> [Work to be completed]:
Find the word "sunt" in the data. Return every line where it appears.

> [Task material]:
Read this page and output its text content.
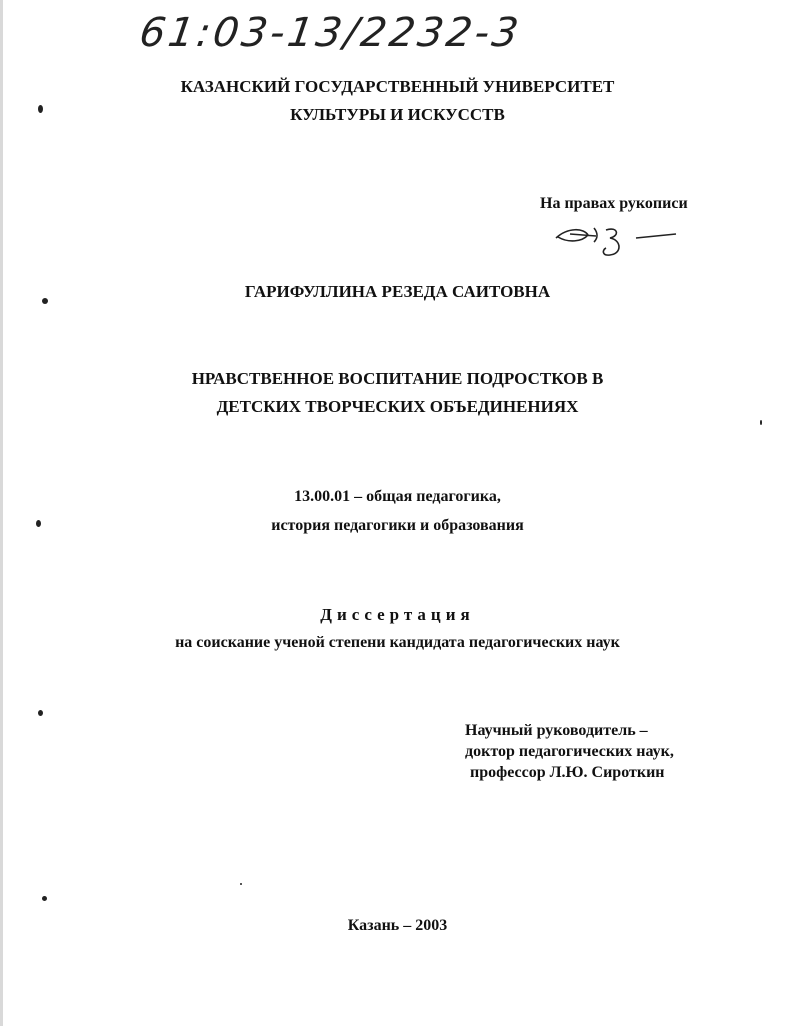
61:03-13/2232-3
КАЗАНСКИЙ ГОСУДАРСТВЕННЫЙ УНИВЕРСИТЕТ
КУЛЬТУРЫ И ИСКУССТВ
На правах рукописи
ГАРИФУЛЛИНА РЕЗЕДА САИТОВНА
НРАВСТВЕННОЕ ВОСПИТАНИЕ ПОДРОСТКОВ В
ДЕТСКИХ ТВОРЧЕСКИХ ОБЪЕДИНЕНИЯХ
13.00.01 – общая педагогика,
история педагогики и образования
Диссертация
на соискание ученой степени кандидата педагогических наук
Научный руководитель –
доктор педагогических наук,
профессор Л.Ю. Сироткин
Казань – 2003
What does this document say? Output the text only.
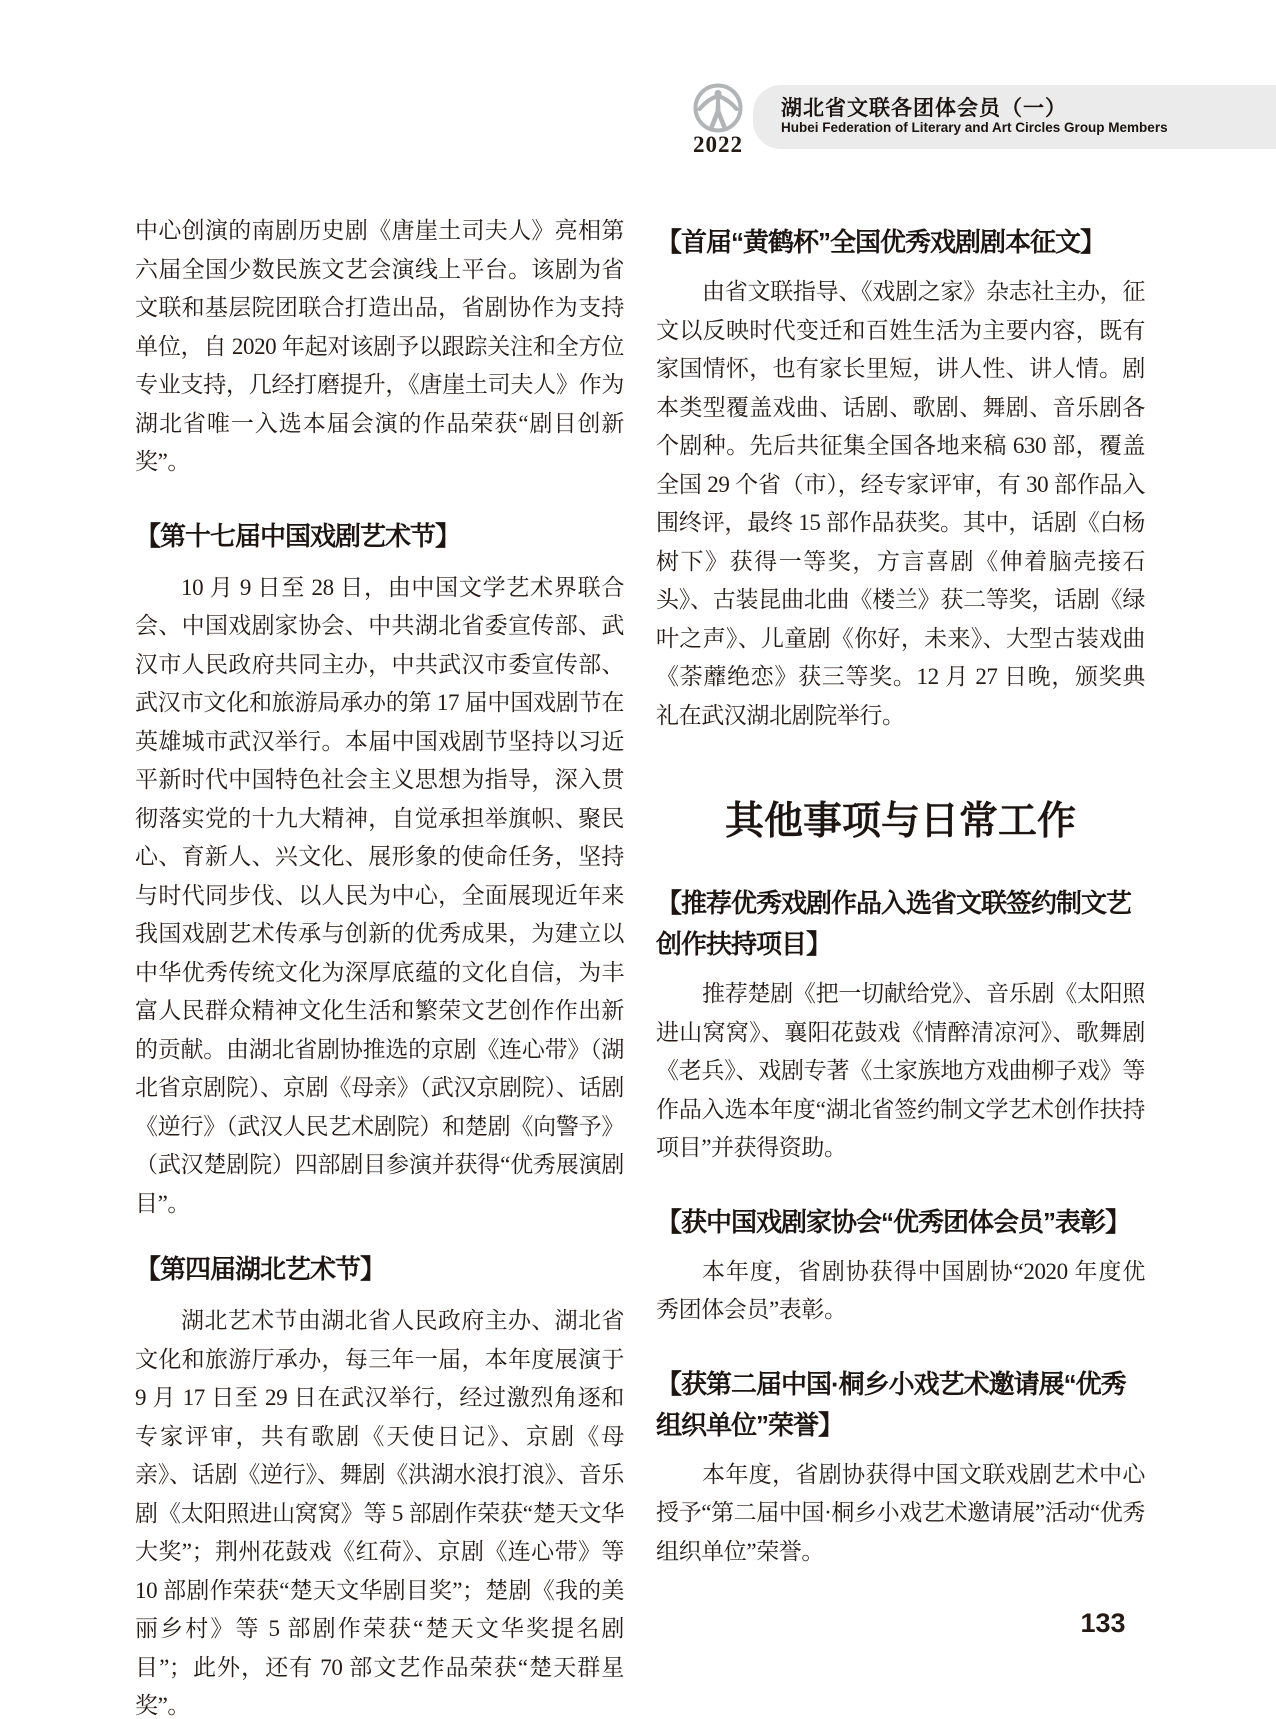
2022
湖北省文联各团体会员（一）
Hubei Federation of Literary and Art Circles Group Members

中心创演的南剧历史剧《唐崖土司夫人》亮相第六届全国少数民族文艺会演线上平台。该剧为省文联和基层院团联合打造出品，省剧协作为支持单位，自 2020 年起对该剧予以跟踪关注和全方位专业支持，几经打磨提升，《唐崖土司夫人》作为湖北省唯一入选本届会演的作品荣获“剧目创新奖”。

【第十七届中国戏剧艺术节】

10 月 9 日至 28 日，由中国文学艺术界联合会、中国戏剧家协会、中共湖北省委宣传部、武汉市人民政府共同主办，中共武汉市委宣传部、武汉市文化和旅游局承办的第 17 届中国戏剧节在英雄城市武汉举行。本届中国戏剧节坚持以习近平新时代中国特色社会主义思想为指导，深入贯彻落实党的十九大精神，自觉承担举旗帜、聚民心、育新人、兴文化、展形象的使命任务，坚持与时代同步伐、以人民为中心，全面展现近年来我国戏剧艺术传承与创新的优秀成果，为建立以中华优秀传统文化为深厚底蕴的文化自信，为丰富人民群众精神文化生活和繁荣文艺创作作出新的贡献。由湖北省剧协推选的京剧《连心带》（湖北省京剧院）、京剧《母亲》（武汉京剧院）、话剧《逆行》（武汉人民艺术剧院）和楚剧《向警予》（武汉楚剧院）四部剧目参演并获得“优秀展演剧目”。

【第四届湖北艺术节】

湖北艺术节由湖北省人民政府主办、湖北省文化和旅游厅承办，每三年一届，本年度展演于 9 月 17 日至 29 日在武汉举行，经过激烈角逐和专家评审，共有歌剧《天使日记》、京剧《母亲》、话剧《逆行》、舞剧《洪湖水浪打浪》、音乐剧《太阳照进山窝窝》等 5 部剧作荣获“楚天文华大奖”；荆州花鼓戏《红荷》、京剧《连心带》等 10 部剧作荣获“楚天文华剧目奖”；楚剧《我的美丽乡村》等 5 部剧作荣获“楚天文华奖提名剧目”；此外，还有 70 部文艺作品荣获“楚天群星奖”。

【首届“黄鹤杯”全国优秀戏剧剧本征文】

由省文联指导、《戏剧之家》杂志社主办，征文以反映时代变迁和百姓生活为主要内容，既有家国情怀，也有家长里短，讲人性、讲人情。剧本类型覆盖戏曲、话剧、歌剧、舞剧、音乐剧各个剧种。先后共征集全国各地来稿 630 部，覆盖全国 29 个省（市），经专家评审，有 30 部作品入围终评，最终 15 部作品获奖。其中，话剧《白杨树下》获得一等奖，方言喜剧《伸着脑壳接石头》、古装昆曲北曲《楼兰》获二等奖，话剧《绿叶之声》、儿童剧《你好，未来》、大型古装戏曲《荼蘼绝恋》获三等奖。12 月 27 日晚，颁奖典礼在武汉湖北剧院举行。

其他事项与日常工作
【推荐优秀戏剧作品入选省文联签约制文艺创作扶持项目】

推荐楚剧《把一切献给党》、音乐剧《太阳照进山窝窝》、襄阳花鼓戏《情醉清凉河》、歌舞剧《老兵》、戏剧专著《土家族地方戏曲柳子戏》等作品入选本年度“湖北省签约制文学艺术创作扶持项目”并获得资助。

【获中国戏剧家协会“优秀团体会员”表彰】

本年度，省剧协获得中国剧协“2020 年度优秀团体会员”表彰。

【获第二届中国·桐乡小戏艺术邀请展“优秀组织单位”荣誉】

本年度，省剧协获得中国文联戏剧艺术中心授予“第二届中国·桐乡小戏艺术邀请展”活动“优秀组织单位”荣誉。

133
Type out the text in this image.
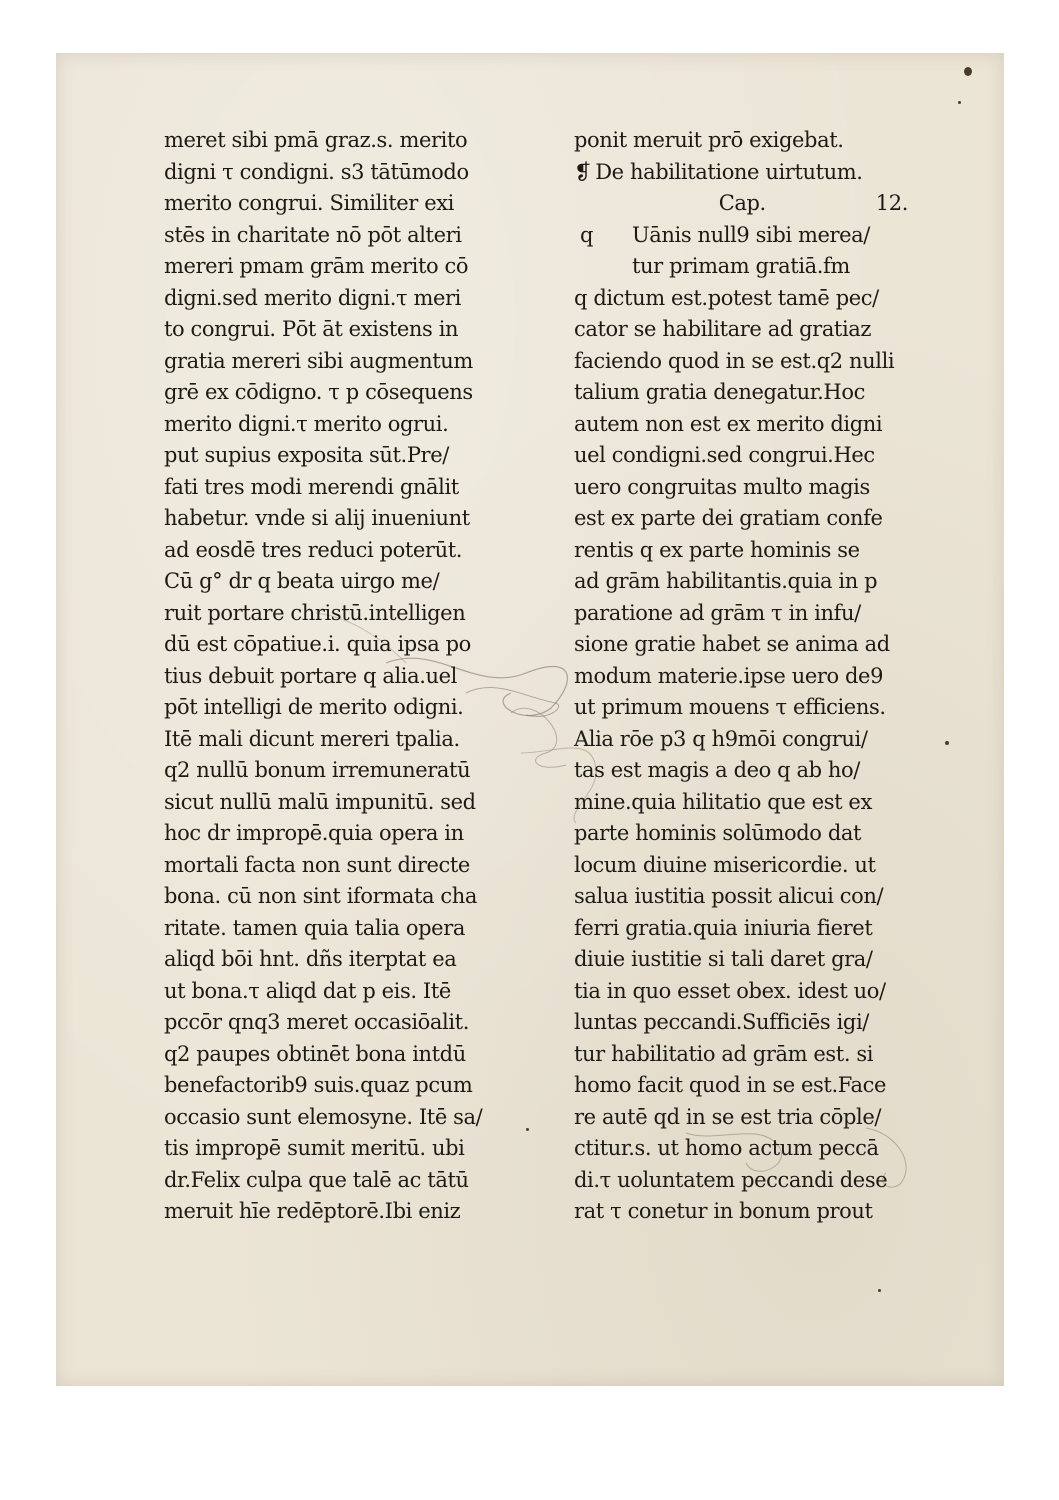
meret sibi pmā graz.s. merito
digni τ condigni. s3 tātūmodo
merito congrui. Similiter exi
stēs in charitate nō pōt alteri
mereri pmam grām merito cō
digni.sed merito digni.τ meri
to congrui. Pōt āt existens in
gratia mereri sibi augmentum
grē ex cōdigno. τ p cōsequens
merito digni.τ merito ogrui.
put supius exposita sūt.Pre/
fati tres modi merendi gnālit
habetur. vnde si alij inueniunt
ad eosdē tres reduci poterūt.
Cū g° dr q beata uirgo me/
ruit portare christū.intelligen
dū est cōpatiue.i. quia ipsa po
tius debuit portare q alia.uel
pōt intelligi de merito odigni.
Itē mali dicunt mereri tpalia.
q2 nullū bonum irremuneratū
sicut nullū malū impunitū. sed
hoc dr impropē.quia opera in
mortali facta non sunt directe
bona. cū non sint iformata cha
ritate. tamen quia talia opera
aliqd bōi hnt. dñs iterptat ea
ut bona.τ aliqd dat p eis. Itē
pccōr qnq3 meret occasiōalit.
q2 paupes obtinēt bona intdū
benefactorib9 suis.quaz pcum
occasio sunt elemosyne. Itē sa/
tis impropē sumit meritū. ubi
dr.Felix culpa que talē ac tātū
meruit hīe redēptorē.Ibi eniz
ponit meruit prō exigebat.
❡ De habilitatione uirtutum.
Cap.	12.
q	Uānis null9 sibi merea/
tur primam gratiā.fm
q dictum est.potest tamē pec/
cator se habilitare ad gratiaz
faciendo quod in se est.q2 nulli
talium gratia denegatur.Hoc
autem non est ex merito digni
uel condigni.sed congrui.Hec
uero congruitas multo magis
est ex parte dei gratiam confe
rentis q ex parte hominis se
ad grām habilitantis.quia in p
paratione ad grām τ in infu/
sione gratie habet se anima ad
modum materie.ipse uero de9
ut primum mouens τ efficiens.
Alia rōe p3 q h9mōi congrui/
tas est magis a deo q ab ho/
mine.quia hilitatio que est ex
parte hominis solūmodo dat
locum diuine misericordie. ut
salua iustitia possit alicui con/
ferri gratia.quia iniuria fieret
diuie iustitie si tali daret gra/
tia in quo esset obex. idest uo/
luntas peccandi.Sufficiēs igi/
tur habilitatio ad grām est. si
homo facit quod in se est.Face
re autē qd in se est tria cōple/
ctitur.s. ut homo actum peccā
di.τ uoluntatem peccandi dese
rat τ conetur in bonum prout
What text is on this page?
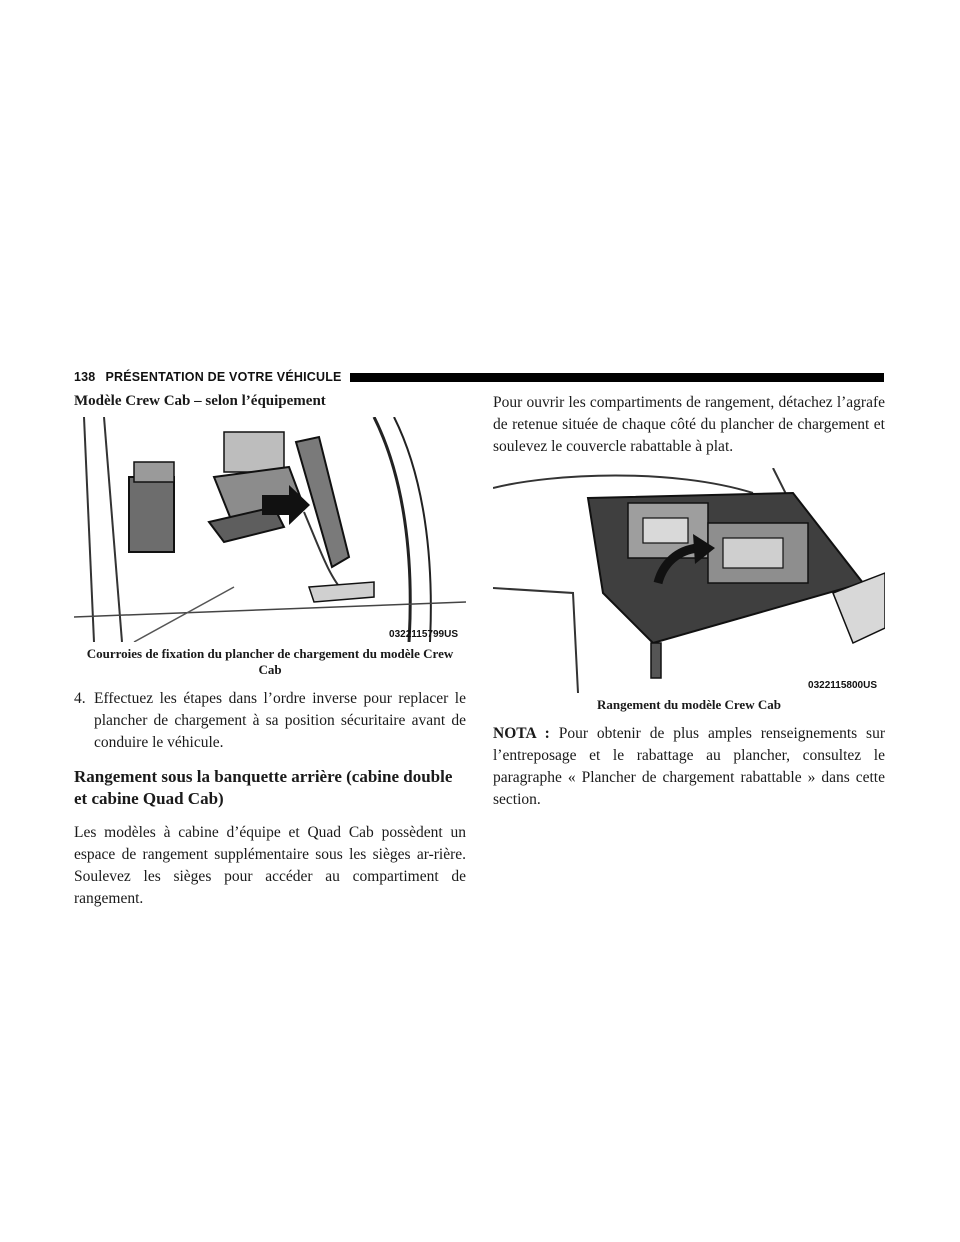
138 PRÉSENTATION DE VOTRE VÉHICULE
Modèle Crew Cab – selon l’équipement
0322115799US
Courroies de fixation du plancher de chargement du modèle Crew Cab
4. Effectuez les étapes dans l’ordre inverse pour replacer le plancher de chargement à sa position sécuritaire avant de conduire le véhicule.
Rangement sous la banquette arrière (cabine double et cabine Quad Cab)
Les modèles à cabine d’équipe et Quad Cab possèdent un espace de rangement supplémentaire sous les sièges ar-rière. Soulevez les sièges pour accéder au compartiment de rangement.
Pour ouvrir les compartiments de rangement, détachez l’agrafe de retenue située de chaque côté du plancher de chargement et soulevez le couvercle rabattable à plat.
0322115800US
Rangement du modèle Crew Cab
NOTA : Pour obtenir de plus amples renseignements sur l’entreposage et le rabattage au plancher, consultez le paragraphe « Plancher de chargement rabattable » dans cette section.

> [The output]:
mortali facta non sunt directe
occasio sunt elemosyne. Itē sa/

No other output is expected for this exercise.